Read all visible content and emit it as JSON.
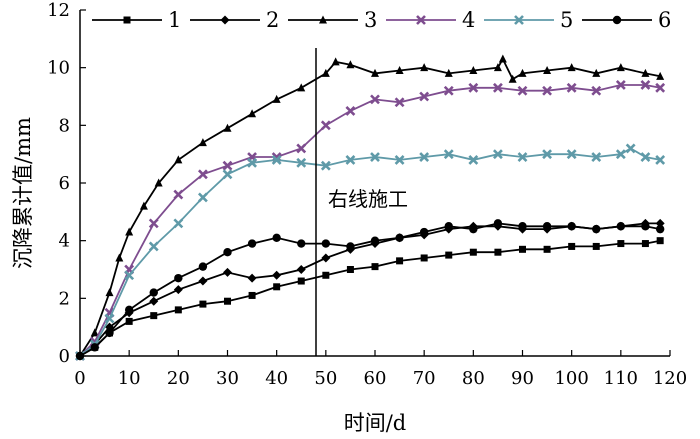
{
  "chart_data": {
    "type": "line",
    "xlabel": "时间/d",
    "ylabel": "沉降累计值/mm",
    "xlim": [
      0,
      120
    ],
    "ylim": [
      0,
      12
    ],
    "xticks": [
      0,
      10,
      20,
      30,
      40,
      50,
      60,
      70,
      80,
      90,
      100,
      110,
      120
    ],
    "yticks": [
      0,
      2,
      4,
      6,
      8,
      10,
      12
    ],
    "grid": false,
    "legend_position": "top",
    "annotation": {
      "text": "右线施工",
      "x": 48
    },
    "series": [
      {
        "name": "1",
        "color": "#000000",
        "marker": "square",
        "points": [
          [
            0,
            0
          ],
          [
            3,
            0.3
          ],
          [
            6,
            0.8
          ],
          [
            10,
            1.2
          ],
          [
            15,
            1.4
          ],
          [
            20,
            1.6
          ],
          [
            25,
            1.8
          ],
          [
            30,
            1.9
          ],
          [
            35,
            2.1
          ],
          [
            40,
            2.4
          ],
          [
            45,
            2.6
          ],
          [
            50,
            2.8
          ],
          [
            55,
            3.0
          ],
          [
            60,
            3.1
          ],
          [
            65,
            3.3
          ],
          [
            70,
            3.4
          ],
          [
            75,
            3.5
          ],
          [
            80,
            3.6
          ],
          [
            85,
            3.6
          ],
          [
            90,
            3.7
          ],
          [
            95,
            3.7
          ],
          [
            100,
            3.8
          ],
          [
            105,
            3.8
          ],
          [
            110,
            3.9
          ],
          [
            115,
            3.9
          ],
          [
            118,
            4.0
          ]
        ]
      },
      {
        "name": "2",
        "color": "#000000",
        "marker": "diamond",
        "points": [
          [
            0,
            0
          ],
          [
            3,
            0.4
          ],
          [
            6,
            1.0
          ],
          [
            10,
            1.5
          ],
          [
            15,
            1.9
          ],
          [
            20,
            2.3
          ],
          [
            25,
            2.6
          ],
          [
            30,
            2.9
          ],
          [
            35,
            2.7
          ],
          [
            40,
            2.8
          ],
          [
            45,
            3.0
          ],
          [
            50,
            3.4
          ],
          [
            55,
            3.7
          ],
          [
            60,
            3.9
          ],
          [
            65,
            4.1
          ],
          [
            70,
            4.2
          ],
          [
            75,
            4.4
          ],
          [
            80,
            4.5
          ],
          [
            85,
            4.5
          ],
          [
            90,
            4.4
          ],
          [
            95,
            4.4
          ],
          [
            100,
            4.5
          ],
          [
            105,
            4.4
          ],
          [
            110,
            4.5
          ],
          [
            115,
            4.6
          ],
          [
            118,
            4.6
          ]
        ]
      },
      {
        "name": "3",
        "color": "#000000",
        "marker": "triangle",
        "points": [
          [
            0,
            0
          ],
          [
            3,
            0.8
          ],
          [
            6,
            2.2
          ],
          [
            8,
            3.4
          ],
          [
            10,
            4.3
          ],
          [
            13,
            5.2
          ],
          [
            16,
            6.0
          ],
          [
            20,
            6.8
          ],
          [
            25,
            7.4
          ],
          [
            30,
            7.9
          ],
          [
            35,
            8.4
          ],
          [
            40,
            8.9
          ],
          [
            45,
            9.3
          ],
          [
            50,
            9.8
          ],
          [
            52,
            10.2
          ],
          [
            55,
            10.1
          ],
          [
            60,
            9.8
          ],
          [
            65,
            9.9
          ],
          [
            70,
            10.0
          ],
          [
            75,
            9.8
          ],
          [
            80,
            9.9
          ],
          [
            85,
            10.0
          ],
          [
            86,
            10.3
          ],
          [
            88,
            9.6
          ],
          [
            90,
            9.8
          ],
          [
            95,
            9.9
          ],
          [
            100,
            10.0
          ],
          [
            105,
            9.8
          ],
          [
            110,
            10.0
          ],
          [
            115,
            9.8
          ],
          [
            118,
            9.7
          ]
        ]
      },
      {
        "name": "4",
        "color": "#7e4d8f",
        "marker": "x",
        "points": [
          [
            0,
            0
          ],
          [
            3,
            0.5
          ],
          [
            6,
            1.5
          ],
          [
            10,
            3.0
          ],
          [
            15,
            4.6
          ],
          [
            20,
            5.6
          ],
          [
            25,
            6.3
          ],
          [
            30,
            6.6
          ],
          [
            35,
            6.9
          ],
          [
            40,
            6.9
          ],
          [
            45,
            7.2
          ],
          [
            50,
            8.0
          ],
          [
            55,
            8.5
          ],
          [
            60,
            8.9
          ],
          [
            65,
            8.8
          ],
          [
            70,
            9.0
          ],
          [
            75,
            9.2
          ],
          [
            80,
            9.3
          ],
          [
            85,
            9.3
          ],
          [
            90,
            9.2
          ],
          [
            95,
            9.2
          ],
          [
            100,
            9.3
          ],
          [
            105,
            9.2
          ],
          [
            110,
            9.4
          ],
          [
            115,
            9.4
          ],
          [
            118,
            9.3
          ]
        ]
      },
      {
        "name": "5",
        "color": "#5f9aa8",
        "marker": "x",
        "points": [
          [
            0,
            0
          ],
          [
            3,
            0.4
          ],
          [
            6,
            1.3
          ],
          [
            10,
            2.8
          ],
          [
            15,
            3.8
          ],
          [
            20,
            4.6
          ],
          [
            25,
            5.5
          ],
          [
            30,
            6.3
          ],
          [
            35,
            6.7
          ],
          [
            40,
            6.8
          ],
          [
            45,
            6.7
          ],
          [
            50,
            6.6
          ],
          [
            55,
            6.8
          ],
          [
            60,
            6.9
          ],
          [
            65,
            6.8
          ],
          [
            70,
            6.9
          ],
          [
            75,
            7.0
          ],
          [
            80,
            6.8
          ],
          [
            85,
            7.0
          ],
          [
            90,
            6.9
          ],
          [
            95,
            7.0
          ],
          [
            100,
            7.0
          ],
          [
            105,
            6.9
          ],
          [
            110,
            7.0
          ],
          [
            112,
            7.2
          ],
          [
            115,
            6.9
          ],
          [
            118,
            6.8
          ]
        ]
      },
      {
        "name": "6",
        "color": "#000000",
        "marker": "circle",
        "points": [
          [
            0,
            0
          ],
          [
            3,
            0.3
          ],
          [
            6,
            0.8
          ],
          [
            10,
            1.6
          ],
          [
            15,
            2.2
          ],
          [
            20,
            2.7
          ],
          [
            25,
            3.1
          ],
          [
            30,
            3.6
          ],
          [
            35,
            3.9
          ],
          [
            40,
            4.1
          ],
          [
            45,
            3.9
          ],
          [
            50,
            3.9
          ],
          [
            55,
            3.8
          ],
          [
            60,
            4.0
          ],
          [
            65,
            4.1
          ],
          [
            70,
            4.3
          ],
          [
            75,
            4.5
          ],
          [
            80,
            4.4
          ],
          [
            85,
            4.6
          ],
          [
            90,
            4.5
          ],
          [
            95,
            4.5
          ],
          [
            100,
            4.5
          ],
          [
            105,
            4.4
          ],
          [
            110,
            4.5
          ],
          [
            115,
            4.5
          ],
          [
            118,
            4.4
          ]
        ]
      }
    ]
  }
}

:::

Using the records above, output their complete text exactly, minus any images.

Read all visible content and emit it as JSON.
{
  "chart_data": {
    "type": "line",
    "xlabel": "时间/d",
    "ylabel": "沉降累计值/mm",
    "xlim": [
      0,
      120
    ],
    "ylim": [
      0,
      12
    ],
    "xticks": [
      0,
      10,
      20,
      30,
      40,
      50,
      60,
      70,
      80,
      90,
      100,
      110,
      120
    ],
    "yticks": [
      0,
      2,
      4,
      6,
      8,
      10,
      12
    ],
    "grid": false,
    "legend_position": "top",
    "annotation": {
      "text": "右线施工",
      "x": 48
    },
    "series": [
      {
        "name": "1",
        "color": "#000000",
        "marker": "square",
        "points": [
          [
            0,
            0
          ],
          [
            3,
            0.3
          ],
          [
            6,
            0.8
          ],
          [
            10,
            1.2
          ],
          [
            15,
            1.4
          ],
          [
            20,
            1.6
          ],
          [
            25,
            1.8
          ],
          [
            30,
            1.9
          ],
          [
            35,
            2.1
          ],
          [
            40,
            2.4
          ],
          [
            45,
            2.6
          ],
          [
            50,
            2.8
          ],
          [
            55,
            3.0
          ],
          [
            60,
            3.1
          ],
          [
            65,
            3.3
          ],
          [
            70,
            3.4
          ],
          [
            75,
            3.5
          ],
          [
            80,
            3.6
          ],
          [
            85,
            3.6
          ],
          [
            90,
            3.7
          ],
          [
            95,
            3.7
          ],
          [
            100,
            3.8
          ],
          [
            105,
            3.8
          ],
          [
            110,
            3.9
          ],
          [
            115,
            3.9
          ],
          [
            118,
            4.0
          ]
        ]
      },
      {
        "name": "2",
        "color": "#000000",
        "marker": "diamond",
        "points": [
          [
            0,
            0
          ],
          [
            3,
            0.4
          ],
          [
            6,
            1.0
          ],
          [
            10,
            1.5
          ],
          [
            15,
            1.9
          ],
          [
            20,
            2.3
          ],
          [
            25,
            2.6
          ],
          [
            30,
            2.9
          ],
          [
            35,
            2.7
          ],
          [
            40,
            2.8
          ],
          [
            45,
            3.0
          ],
          [
            50,
            3.4
          ],
          [
            55,
            3.7
          ],
          [
            60,
            3.9
          ],
          [
            65,
            4.1
          ],
          [
            70,
            4.2
          ],
          [
            75,
            4.4
          ],
          [
            80,
            4.5
          ],
          [
            85,
            4.5
          ],
          [
            90,
            4.4
          ],
          [
            95,
            4.4
          ],
          [
            100,
            4.5
          ],
          [
            105,
            4.4
          ],
          [
            110,
            4.5
          ],
          [
            115,
            4.6
          ],
          [
            118,
            4.6
          ]
        ]
      },
      {
        "name": "3",
        "color": "#000000",
        "marker": "triangle",
        "points": [
          [
            0,
            0
          ],
          [
            3,
            0.8
          ],
          [
            6,
            2.2
          ],
          [
            8,
            3.4
          ],
          [
            10,
            4.3
          ],
          [
            13,
            5.2
          ],
          [
            16,
            6.0
          ],
          [
            20,
            6.8
          ],
          [
            25,
            7.4
          ],
          [
            30,
            7.9
          ],
          [
            35,
            8.4
          ],
          [
            40,
            8.9
          ],
          [
            45,
            9.3
          ],
          [
            50,
            9.8
          ],
          [
            52,
            10.2
          ],
          [
            55,
            10.1
          ],
          [
            60,
            9.8
          ],
          [
            65,
            9.9
          ],
          [
            70,
            10.0
          ],
          [
            75,
            9.8
          ],
          [
            80,
            9.9
          ],
          [
            85,
            10.0
          ],
          [
            86,
            10.3
          ],
          [
            88,
            9.6
          ],
          [
            90,
            9.8
          ],
          [
            95,
            9.9
          ],
          [
            100,
            10.0
          ],
          [
            105,
            9.8
          ],
          [
            110,
            10.0
          ],
          [
            115,
            9.8
          ],
          [
            118,
            9.7
          ]
        ]
      },
      {
        "name": "4",
        "color": "#7e4d8f",
        "marker": "x",
        "points": [
          [
            0,
            0
          ],
          [
            3,
            0.5
          ],
          [
            6,
            1.5
          ],
          [
            10,
            3.0
          ],
          [
            15,
            4.6
          ],
          [
            20,
            5.6
          ],
          [
            25,
            6.3
          ],
          [
            30,
            6.6
          ],
          [
            35,
            6.9
          ],
          [
            40,
            6.9
          ],
          [
            45,
            7.2
          ],
          [
            50,
            8.0
          ],
          [
            55,
            8.5
          ],
          [
            60,
            8.9
          ],
          [
            65,
            8.8
          ],
          [
            70,
            9.0
          ],
          [
            75,
            9.2
          ],
          [
            80,
            9.3
          ],
          [
            85,
            9.3
          ],
          [
            90,
            9.2
          ],
          [
            95,
            9.2
          ],
          [
            100,
            9.3
          ],
          [
            105,
            9.2
          ],
          [
            110,
            9.4
          ],
          [
            115,
            9.4
          ],
          [
            118,
            9.3
          ]
        ]
      },
      {
        "name": "5",
        "color": "#5f9aa8",
        "marker": "x",
        "points": [
          [
            0,
            0
          ],
          [
            3,
            0.4
          ],
          [
            6,
            1.3
          ],
          [
            10,
            2.8
          ],
          [
            15,
            3.8
          ],
          [
            20,
            4.6
          ],
          [
            25,
            5.5
          ],
          [
            30,
            6.3
          ],
          [
            35,
            6.7
          ],
          [
            40,
            6.8
          ],
          [
            45,
            6.7
          ],
          [
            50,
            6.6
          ],
          [
            55,
            6.8
          ],
          [
            60,
            6.9
          ],
          [
            65,
            6.8
          ],
          [
            70,
            6.9
          ],
          [
            75,
            7.0
          ],
          [
            80,
            6.8
          ],
          [
            85,
            7.0
          ],
          [
            90,
            6.9
          ],
          [
            95,
            7.0
          ],
          [
            100,
            7.0
          ],
          [
            105,
            6.9
          ],
          [
            110,
            7.0
          ],
          [
            112,
            7.2
          ],
          [
            115,
            6.9
          ],
          [
            118,
            6.8
          ]
        ]
      },
      {
        "name": "6",
        "color": "#000000",
        "marker": "circle",
        "points": [
          [
            0,
            0
          ],
          [
            3,
            0.3
          ],
          [
            6,
            0.8
          ],
          [
            10,
            1.6
          ],
          [
            15,
            2.2
          ],
          [
            20,
            2.7
          ],
          [
            25,
            3.1
          ],
          [
            30,
            3.6
          ],
          [
            35,
            3.9
          ],
          [
            40,
            4.1
          ],
          [
            45,
            3.9
          ],
          [
            50,
            3.9
          ],
          [
            55,
            3.8
          ],
          [
            60,
            4.0
          ],
          [
            65,
            4.1
          ],
          [
            70,
            4.3
          ],
          [
            75,
            4.5
          ],
          [
            80,
            4.4
          ],
          [
            85,
            4.6
          ],
          [
            90,
            4.5
          ],
          [
            95,
            4.5
          ],
          [
            100,
            4.5
          ],
          [
            105,
            4.4
          ],
          [
            110,
            4.5
          ],
          [
            115,
            4.5
          ],
          [
            118,
            4.4
          ]
        ]
      }
    ]
  }
}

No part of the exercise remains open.